Copy the listing word for word, starting at its first line and ending at the line that contains "prayer-paragraph [377, 416, 987, 536]", with both of those lines included.

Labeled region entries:
+ + + + +

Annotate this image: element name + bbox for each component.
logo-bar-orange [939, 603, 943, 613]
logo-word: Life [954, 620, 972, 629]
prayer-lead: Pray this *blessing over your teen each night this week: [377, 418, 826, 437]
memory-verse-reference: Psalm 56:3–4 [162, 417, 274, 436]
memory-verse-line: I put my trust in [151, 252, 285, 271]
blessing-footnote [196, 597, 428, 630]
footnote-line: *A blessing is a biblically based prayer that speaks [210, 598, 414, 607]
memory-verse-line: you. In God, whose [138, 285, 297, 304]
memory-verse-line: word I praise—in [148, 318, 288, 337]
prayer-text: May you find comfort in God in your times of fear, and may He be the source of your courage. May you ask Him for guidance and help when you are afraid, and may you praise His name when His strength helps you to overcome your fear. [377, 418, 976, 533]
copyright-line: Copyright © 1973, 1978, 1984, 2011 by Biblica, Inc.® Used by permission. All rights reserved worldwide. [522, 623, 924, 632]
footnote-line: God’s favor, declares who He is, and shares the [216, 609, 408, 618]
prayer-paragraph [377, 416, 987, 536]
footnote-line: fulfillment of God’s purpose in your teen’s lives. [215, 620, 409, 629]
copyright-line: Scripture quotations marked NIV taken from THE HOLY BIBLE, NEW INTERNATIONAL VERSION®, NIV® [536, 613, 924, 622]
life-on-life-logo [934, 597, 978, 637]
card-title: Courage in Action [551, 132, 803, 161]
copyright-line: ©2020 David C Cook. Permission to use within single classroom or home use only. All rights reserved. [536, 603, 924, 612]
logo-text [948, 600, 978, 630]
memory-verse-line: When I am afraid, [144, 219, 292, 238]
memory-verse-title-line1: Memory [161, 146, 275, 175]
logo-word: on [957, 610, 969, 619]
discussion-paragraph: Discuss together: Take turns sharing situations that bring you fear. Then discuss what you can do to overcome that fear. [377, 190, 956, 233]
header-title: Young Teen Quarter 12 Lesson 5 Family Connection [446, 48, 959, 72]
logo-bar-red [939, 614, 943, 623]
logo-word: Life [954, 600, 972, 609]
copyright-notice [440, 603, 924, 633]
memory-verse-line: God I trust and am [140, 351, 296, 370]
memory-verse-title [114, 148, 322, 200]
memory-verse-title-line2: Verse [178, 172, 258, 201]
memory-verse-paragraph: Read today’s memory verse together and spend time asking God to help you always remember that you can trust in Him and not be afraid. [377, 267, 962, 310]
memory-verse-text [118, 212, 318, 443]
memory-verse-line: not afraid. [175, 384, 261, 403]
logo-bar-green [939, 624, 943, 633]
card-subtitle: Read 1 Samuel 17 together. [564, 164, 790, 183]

+ + + + +

## Output for this exercise
Annotate this image: element name + bbox for each component.
logo-bar-orange [939, 603, 943, 613]
logo-word: Life [954, 620, 972, 629]
prayer-lead: Pray this *blessing over your teen each night this week: [377, 418, 826, 437]
memory-verse-reference: Psalm 56:3–4 [162, 417, 274, 436]
memory-verse-line: I put my trust in [151, 252, 285, 271]
blessing-footnote [196, 597, 428, 630]
footnote-line: *A blessing is a biblically based prayer that speaks [210, 598, 414, 607]
memory-verse-line: you. In God, whose [138, 285, 297, 304]
memory-verse-line: word I praise—in [148, 318, 288, 337]
prayer-text: May you find comfort in God in your times of fear, and may He be the source of your courage. May you ask Him for guidance and help when you are afraid, and may you praise His name when His strength helps you to overcome your fear. [377, 418, 976, 533]
copyright-line: Copyright © 1973, 1978, 1984, 2011 by Biblica, Inc.® Used by permission. All rights reserved worldwide. [522, 623, 924, 632]
footnote-line: God’s favor, declares who He is, and shares the [216, 609, 408, 618]
prayer-paragraph [377, 416, 987, 536]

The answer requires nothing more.